RECORDS FOR PROCESSING:
------------------------------------

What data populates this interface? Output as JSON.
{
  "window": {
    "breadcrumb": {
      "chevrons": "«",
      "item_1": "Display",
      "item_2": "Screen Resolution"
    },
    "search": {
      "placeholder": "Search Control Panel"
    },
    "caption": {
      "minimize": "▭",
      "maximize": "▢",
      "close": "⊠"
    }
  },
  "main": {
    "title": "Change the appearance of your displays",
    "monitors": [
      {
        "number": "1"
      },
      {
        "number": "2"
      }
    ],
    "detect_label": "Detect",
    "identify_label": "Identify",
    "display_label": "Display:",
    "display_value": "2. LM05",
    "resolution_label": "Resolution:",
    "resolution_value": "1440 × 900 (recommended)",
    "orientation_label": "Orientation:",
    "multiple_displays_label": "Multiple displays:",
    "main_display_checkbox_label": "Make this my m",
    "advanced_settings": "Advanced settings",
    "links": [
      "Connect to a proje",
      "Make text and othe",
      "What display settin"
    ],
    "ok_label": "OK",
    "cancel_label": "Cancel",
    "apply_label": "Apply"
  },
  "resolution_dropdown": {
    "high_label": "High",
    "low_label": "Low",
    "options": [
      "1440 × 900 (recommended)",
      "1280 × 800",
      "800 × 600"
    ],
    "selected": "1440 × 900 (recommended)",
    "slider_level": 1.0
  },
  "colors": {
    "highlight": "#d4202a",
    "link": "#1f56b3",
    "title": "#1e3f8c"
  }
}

------------------------------------

OBJECTIVE: Identify the lines of the data that contain the word "title". Copy each of them.

CORRECT OUTPUT:
    "title": "Change the appearance of your displays",
    "title": "#1e3f8c"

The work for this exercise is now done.